In the text below about charity tournaments and veterans, what outreach does the speaker name as one they are involved with?

- **Page extract**
- - - -
From a “giving” aspect, I think most people try to find a way to give to others in some way or another. For us, charity tournaments are a natural avenue for that. From a business aspect, these tournaments are a great way to say thanks to our customers. We really enjoy participating in these events and appreciate the hard work of the tournament organizers. It’s a lot easier for us to box and ship product than it is for these folks that spend countless hours organizing these events and making sure things run smoothly and everyone has a good time.
There is a special place in my heart for our veterans. I think most of us, at times, take for granted the amazing country we live in and the sacrifices that have been made for us to have the comfort and security that we enjoy. Our veterans and their families have given so much. There is nothing we can do for them that holds a candle to what they have given for us, but we can show them that they are loved and appreciated. It’s not really even charity. They have served us, now it’s our turn to serve them. That’s why we are involved with Heroes on the Water and similar outreaches.
Many of your products, like the VISIPole, have garnered a cult-like following. What design are you most proud of?
- - - -
- **Extracted data**
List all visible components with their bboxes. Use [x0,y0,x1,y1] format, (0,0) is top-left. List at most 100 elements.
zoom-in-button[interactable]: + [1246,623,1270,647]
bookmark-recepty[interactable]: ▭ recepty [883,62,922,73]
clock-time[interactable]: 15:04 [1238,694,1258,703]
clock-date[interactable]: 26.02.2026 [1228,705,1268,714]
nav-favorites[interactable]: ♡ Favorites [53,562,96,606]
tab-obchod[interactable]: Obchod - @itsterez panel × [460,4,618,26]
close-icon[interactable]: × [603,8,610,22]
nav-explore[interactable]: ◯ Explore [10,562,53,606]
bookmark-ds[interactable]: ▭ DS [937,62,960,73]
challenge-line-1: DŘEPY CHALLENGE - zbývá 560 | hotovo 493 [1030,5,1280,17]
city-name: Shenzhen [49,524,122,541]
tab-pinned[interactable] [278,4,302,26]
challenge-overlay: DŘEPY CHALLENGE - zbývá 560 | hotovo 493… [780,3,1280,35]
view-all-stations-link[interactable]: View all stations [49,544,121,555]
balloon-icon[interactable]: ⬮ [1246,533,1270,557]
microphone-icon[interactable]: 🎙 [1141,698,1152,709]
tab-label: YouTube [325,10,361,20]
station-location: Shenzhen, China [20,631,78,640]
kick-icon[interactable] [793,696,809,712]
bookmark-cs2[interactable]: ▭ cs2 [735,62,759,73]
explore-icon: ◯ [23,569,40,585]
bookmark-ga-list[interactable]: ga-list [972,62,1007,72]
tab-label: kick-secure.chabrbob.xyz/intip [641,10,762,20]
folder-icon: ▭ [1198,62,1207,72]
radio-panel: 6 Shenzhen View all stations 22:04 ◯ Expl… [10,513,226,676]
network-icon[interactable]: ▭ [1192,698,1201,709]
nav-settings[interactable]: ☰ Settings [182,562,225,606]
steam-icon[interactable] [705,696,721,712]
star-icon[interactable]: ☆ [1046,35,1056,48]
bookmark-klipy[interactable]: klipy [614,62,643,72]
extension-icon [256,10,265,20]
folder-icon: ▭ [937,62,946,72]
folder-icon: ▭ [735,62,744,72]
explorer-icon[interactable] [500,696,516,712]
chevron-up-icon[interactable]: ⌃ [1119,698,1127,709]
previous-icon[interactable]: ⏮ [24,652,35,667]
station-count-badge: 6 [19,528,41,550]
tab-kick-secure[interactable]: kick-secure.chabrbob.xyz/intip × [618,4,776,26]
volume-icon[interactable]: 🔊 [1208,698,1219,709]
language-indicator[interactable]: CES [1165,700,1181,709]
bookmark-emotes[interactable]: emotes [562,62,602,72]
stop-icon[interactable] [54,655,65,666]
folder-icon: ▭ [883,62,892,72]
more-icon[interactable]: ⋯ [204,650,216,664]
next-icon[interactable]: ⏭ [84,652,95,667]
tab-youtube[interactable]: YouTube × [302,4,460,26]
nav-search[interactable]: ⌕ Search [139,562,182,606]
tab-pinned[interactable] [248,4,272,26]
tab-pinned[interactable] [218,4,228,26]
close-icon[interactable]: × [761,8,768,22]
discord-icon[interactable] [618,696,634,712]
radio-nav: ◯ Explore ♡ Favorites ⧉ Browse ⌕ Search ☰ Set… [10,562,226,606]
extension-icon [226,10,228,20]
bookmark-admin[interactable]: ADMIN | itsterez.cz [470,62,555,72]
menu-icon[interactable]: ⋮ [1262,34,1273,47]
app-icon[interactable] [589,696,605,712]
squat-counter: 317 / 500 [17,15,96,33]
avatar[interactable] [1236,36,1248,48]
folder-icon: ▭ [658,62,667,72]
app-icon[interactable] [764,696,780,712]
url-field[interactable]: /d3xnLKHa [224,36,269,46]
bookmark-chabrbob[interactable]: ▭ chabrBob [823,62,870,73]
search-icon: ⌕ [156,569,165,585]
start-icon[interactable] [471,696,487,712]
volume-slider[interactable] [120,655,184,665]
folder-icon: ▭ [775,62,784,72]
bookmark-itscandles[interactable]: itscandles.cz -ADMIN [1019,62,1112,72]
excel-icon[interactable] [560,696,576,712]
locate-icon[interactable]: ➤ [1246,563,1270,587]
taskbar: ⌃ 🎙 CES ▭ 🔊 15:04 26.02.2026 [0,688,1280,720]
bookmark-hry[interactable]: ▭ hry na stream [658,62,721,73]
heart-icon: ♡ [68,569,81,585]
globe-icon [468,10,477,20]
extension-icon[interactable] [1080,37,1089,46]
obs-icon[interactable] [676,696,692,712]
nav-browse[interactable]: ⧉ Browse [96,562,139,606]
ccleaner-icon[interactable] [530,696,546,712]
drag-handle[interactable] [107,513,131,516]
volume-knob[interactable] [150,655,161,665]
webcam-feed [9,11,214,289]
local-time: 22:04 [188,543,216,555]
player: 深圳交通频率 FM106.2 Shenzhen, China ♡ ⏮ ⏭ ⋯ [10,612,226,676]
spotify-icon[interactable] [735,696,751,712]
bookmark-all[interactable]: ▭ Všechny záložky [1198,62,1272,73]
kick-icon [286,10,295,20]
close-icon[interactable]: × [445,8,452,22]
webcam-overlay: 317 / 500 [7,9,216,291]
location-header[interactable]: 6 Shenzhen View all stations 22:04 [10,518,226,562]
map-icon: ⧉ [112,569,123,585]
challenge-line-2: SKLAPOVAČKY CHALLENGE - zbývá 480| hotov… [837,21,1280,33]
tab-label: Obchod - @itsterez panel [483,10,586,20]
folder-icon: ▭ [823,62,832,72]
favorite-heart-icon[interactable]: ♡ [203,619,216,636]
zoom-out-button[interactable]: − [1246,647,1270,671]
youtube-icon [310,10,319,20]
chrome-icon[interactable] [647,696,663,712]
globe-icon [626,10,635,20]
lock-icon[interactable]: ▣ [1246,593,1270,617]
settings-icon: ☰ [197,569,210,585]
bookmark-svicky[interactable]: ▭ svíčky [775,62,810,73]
- - - -
- **Response**
Heroes on the Water, along with similar outreaches.